**WORK TO DO**
Find the lines that contain the word "into" and copy each one.

**MATERIAL SUPPLIED**
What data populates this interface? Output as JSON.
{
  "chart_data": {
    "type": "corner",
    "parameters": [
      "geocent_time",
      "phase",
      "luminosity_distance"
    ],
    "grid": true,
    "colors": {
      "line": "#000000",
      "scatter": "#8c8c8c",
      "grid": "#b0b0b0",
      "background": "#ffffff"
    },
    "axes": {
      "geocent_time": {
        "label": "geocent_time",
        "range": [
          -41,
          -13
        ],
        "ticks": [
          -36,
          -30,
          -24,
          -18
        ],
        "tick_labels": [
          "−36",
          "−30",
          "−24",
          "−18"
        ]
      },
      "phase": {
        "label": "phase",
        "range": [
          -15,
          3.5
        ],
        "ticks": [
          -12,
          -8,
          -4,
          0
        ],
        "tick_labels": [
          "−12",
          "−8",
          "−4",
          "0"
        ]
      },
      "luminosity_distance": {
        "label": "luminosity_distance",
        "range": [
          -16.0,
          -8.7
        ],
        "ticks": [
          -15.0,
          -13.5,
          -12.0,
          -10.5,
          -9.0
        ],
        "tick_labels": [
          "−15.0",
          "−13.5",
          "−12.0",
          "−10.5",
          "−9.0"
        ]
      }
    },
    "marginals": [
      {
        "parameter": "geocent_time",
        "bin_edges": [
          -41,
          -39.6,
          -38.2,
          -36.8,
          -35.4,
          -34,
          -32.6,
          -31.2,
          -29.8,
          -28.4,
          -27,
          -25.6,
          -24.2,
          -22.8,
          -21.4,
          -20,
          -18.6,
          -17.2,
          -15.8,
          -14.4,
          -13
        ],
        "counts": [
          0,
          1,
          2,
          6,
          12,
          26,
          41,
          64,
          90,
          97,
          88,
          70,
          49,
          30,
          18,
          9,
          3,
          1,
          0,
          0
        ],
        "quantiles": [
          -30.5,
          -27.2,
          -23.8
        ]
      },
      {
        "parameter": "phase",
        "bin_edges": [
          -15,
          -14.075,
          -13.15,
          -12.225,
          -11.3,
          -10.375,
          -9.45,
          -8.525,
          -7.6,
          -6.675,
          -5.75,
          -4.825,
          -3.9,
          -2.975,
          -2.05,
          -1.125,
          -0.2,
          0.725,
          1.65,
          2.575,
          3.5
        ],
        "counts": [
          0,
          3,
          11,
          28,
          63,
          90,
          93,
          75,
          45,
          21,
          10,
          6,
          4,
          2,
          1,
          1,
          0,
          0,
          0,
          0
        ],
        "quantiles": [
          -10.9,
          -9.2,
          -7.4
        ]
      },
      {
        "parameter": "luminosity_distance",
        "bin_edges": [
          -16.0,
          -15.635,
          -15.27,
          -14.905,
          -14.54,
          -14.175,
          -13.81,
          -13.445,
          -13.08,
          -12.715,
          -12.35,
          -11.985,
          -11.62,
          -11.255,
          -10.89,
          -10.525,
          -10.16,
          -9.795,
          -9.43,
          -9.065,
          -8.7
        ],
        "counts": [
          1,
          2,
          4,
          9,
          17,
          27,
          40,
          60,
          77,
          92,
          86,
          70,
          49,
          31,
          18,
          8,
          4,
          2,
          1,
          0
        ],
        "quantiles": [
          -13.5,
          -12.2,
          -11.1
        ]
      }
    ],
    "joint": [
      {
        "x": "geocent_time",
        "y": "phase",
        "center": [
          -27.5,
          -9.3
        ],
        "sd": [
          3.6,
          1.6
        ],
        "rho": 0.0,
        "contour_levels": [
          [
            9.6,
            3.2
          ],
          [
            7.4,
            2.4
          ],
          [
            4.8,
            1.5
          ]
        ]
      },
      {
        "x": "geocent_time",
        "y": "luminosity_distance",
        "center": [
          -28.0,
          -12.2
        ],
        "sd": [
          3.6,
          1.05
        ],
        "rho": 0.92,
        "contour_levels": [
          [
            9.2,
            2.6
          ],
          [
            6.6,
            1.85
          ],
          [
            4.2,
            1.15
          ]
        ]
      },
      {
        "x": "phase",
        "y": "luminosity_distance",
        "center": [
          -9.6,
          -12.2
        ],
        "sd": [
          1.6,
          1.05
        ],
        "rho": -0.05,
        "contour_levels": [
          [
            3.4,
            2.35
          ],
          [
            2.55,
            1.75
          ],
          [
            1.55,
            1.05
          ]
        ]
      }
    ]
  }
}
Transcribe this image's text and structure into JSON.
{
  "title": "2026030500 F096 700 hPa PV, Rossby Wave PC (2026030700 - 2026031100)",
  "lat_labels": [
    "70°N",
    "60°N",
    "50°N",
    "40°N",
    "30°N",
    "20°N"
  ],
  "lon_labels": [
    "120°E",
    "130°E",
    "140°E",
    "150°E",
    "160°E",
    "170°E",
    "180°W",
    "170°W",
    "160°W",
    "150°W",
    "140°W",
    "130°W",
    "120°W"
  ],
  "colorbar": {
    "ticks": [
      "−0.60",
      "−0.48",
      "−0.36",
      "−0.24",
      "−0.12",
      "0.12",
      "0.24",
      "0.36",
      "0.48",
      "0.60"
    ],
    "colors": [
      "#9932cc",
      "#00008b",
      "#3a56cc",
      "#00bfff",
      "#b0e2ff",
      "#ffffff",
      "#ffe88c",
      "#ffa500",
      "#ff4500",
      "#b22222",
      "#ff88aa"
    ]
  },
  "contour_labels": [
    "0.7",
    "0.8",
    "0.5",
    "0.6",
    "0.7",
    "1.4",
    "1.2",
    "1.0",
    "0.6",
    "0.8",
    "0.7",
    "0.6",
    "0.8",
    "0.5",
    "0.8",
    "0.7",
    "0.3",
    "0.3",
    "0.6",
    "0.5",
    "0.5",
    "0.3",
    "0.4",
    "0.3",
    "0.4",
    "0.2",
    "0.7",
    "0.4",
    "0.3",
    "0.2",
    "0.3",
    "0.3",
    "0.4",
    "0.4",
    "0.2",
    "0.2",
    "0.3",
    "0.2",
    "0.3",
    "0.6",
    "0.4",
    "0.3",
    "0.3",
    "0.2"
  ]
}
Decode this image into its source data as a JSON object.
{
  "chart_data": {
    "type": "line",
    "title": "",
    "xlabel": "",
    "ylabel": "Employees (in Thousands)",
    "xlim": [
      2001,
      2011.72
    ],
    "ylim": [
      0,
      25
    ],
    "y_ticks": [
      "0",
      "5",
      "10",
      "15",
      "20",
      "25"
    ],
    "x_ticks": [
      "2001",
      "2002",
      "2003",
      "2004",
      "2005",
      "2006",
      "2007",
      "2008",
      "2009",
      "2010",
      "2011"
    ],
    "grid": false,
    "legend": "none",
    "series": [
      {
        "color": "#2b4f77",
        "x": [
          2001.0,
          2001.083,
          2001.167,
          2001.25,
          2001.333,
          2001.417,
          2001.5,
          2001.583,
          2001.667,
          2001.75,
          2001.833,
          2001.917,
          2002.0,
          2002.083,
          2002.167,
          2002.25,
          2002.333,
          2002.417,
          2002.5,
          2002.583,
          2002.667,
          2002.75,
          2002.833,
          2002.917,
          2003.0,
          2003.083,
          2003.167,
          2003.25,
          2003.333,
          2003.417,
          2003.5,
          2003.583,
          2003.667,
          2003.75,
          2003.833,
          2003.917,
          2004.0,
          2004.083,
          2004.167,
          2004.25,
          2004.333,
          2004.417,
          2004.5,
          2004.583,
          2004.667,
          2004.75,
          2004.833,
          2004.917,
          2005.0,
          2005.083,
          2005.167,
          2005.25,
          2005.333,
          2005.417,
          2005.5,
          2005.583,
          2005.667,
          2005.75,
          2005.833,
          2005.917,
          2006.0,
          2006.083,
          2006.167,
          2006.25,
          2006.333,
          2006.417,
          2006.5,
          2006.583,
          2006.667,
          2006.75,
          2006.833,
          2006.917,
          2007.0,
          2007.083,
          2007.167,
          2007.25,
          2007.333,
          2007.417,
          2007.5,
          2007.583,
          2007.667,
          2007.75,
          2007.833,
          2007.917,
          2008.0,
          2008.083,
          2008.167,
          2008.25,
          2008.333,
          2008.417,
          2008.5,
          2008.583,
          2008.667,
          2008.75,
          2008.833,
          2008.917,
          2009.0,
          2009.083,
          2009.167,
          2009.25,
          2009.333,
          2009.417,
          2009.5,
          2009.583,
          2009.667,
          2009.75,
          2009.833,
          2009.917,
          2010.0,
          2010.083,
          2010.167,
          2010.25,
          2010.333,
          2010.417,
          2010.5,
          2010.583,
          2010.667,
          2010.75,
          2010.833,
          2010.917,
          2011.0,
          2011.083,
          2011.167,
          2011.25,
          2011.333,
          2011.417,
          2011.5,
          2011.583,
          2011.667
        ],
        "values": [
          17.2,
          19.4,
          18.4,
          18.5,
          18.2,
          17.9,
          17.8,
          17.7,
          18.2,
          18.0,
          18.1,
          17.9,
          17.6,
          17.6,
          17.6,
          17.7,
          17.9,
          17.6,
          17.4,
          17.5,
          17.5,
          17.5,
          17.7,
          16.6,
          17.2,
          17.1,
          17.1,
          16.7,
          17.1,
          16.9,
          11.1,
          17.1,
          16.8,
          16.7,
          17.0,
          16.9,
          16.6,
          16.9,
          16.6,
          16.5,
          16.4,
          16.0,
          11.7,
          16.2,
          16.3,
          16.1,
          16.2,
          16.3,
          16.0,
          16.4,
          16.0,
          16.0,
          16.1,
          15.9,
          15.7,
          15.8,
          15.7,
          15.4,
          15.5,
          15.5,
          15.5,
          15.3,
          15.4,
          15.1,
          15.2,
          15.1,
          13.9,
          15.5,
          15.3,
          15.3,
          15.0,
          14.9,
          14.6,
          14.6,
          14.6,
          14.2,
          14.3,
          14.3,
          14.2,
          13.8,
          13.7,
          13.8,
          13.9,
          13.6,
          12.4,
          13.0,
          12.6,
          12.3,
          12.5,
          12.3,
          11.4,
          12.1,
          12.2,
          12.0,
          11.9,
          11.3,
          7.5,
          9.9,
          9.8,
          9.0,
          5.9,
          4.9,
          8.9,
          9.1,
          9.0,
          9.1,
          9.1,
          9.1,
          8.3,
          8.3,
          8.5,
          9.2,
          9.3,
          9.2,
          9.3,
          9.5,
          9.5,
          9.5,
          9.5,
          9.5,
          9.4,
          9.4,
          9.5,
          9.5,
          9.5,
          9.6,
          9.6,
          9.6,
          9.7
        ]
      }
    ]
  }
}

**REPLY TO THE TASK**
Transcribe this image's text and structure into JSON.
Decode this image into its source data as a JSON object.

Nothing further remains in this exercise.